TASK INPUT »
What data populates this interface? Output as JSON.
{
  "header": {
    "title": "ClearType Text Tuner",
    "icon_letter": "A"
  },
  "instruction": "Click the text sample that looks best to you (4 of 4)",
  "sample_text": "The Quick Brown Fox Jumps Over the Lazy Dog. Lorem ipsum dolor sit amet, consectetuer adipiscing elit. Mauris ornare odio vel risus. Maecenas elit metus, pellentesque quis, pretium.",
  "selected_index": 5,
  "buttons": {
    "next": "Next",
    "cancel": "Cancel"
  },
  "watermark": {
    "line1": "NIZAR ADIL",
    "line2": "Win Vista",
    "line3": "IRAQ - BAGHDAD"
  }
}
* * *
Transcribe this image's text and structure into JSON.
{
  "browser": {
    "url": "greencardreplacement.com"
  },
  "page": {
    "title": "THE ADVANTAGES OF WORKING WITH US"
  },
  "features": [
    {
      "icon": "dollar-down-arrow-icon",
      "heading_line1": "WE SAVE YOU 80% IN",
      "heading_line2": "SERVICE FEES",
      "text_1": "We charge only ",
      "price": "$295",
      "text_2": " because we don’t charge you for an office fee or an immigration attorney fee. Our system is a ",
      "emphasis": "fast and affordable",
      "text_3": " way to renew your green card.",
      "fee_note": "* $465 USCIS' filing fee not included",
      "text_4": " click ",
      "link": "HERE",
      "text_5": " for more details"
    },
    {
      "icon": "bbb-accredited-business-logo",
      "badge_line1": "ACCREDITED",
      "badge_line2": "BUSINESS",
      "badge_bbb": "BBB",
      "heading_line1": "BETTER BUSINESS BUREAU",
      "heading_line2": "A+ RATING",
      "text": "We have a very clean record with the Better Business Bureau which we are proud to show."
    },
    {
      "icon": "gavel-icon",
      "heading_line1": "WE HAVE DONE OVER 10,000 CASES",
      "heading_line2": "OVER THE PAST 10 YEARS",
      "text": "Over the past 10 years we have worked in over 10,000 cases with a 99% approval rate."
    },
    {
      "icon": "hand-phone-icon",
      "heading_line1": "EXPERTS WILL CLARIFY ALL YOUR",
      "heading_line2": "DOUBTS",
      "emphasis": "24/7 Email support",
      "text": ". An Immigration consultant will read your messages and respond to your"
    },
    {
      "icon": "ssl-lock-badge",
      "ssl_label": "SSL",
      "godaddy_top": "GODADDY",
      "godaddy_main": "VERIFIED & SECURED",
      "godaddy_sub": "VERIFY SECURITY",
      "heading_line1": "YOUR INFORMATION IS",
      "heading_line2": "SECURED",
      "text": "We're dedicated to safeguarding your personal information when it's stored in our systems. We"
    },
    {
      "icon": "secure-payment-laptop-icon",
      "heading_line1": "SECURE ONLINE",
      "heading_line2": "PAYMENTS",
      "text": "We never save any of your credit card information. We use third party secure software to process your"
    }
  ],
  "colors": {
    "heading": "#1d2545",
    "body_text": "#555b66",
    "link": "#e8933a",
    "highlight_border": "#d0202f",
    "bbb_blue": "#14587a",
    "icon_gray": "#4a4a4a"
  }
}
* * *
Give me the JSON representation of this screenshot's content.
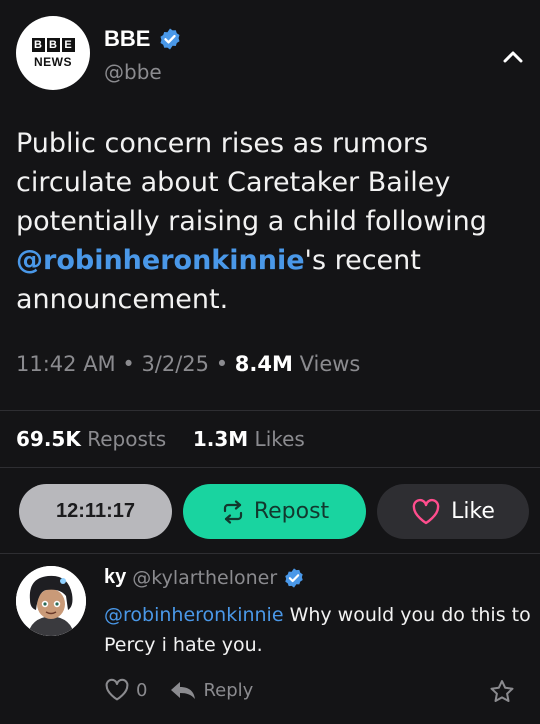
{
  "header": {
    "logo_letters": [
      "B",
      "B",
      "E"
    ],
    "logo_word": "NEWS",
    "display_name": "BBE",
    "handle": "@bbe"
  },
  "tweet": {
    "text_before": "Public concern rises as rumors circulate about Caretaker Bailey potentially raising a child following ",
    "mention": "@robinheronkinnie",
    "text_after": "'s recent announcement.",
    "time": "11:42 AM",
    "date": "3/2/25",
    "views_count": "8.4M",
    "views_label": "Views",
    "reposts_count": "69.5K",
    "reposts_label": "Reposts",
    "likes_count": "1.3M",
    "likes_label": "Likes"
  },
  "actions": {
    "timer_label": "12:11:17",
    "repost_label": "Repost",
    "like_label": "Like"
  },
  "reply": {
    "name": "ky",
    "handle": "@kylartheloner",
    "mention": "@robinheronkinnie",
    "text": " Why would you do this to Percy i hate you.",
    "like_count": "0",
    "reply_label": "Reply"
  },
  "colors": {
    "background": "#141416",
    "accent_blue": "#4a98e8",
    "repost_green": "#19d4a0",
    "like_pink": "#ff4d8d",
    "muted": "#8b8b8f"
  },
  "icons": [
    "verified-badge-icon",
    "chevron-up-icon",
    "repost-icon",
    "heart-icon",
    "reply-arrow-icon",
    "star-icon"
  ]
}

EXERCISE DESCRIPTION » Only lines that contain the word "emphasis" are wanted; copy each of them.

FINISHED TASK »
      "emphasis": "fast and affordable",
      "emphasis": "24/7 Email support",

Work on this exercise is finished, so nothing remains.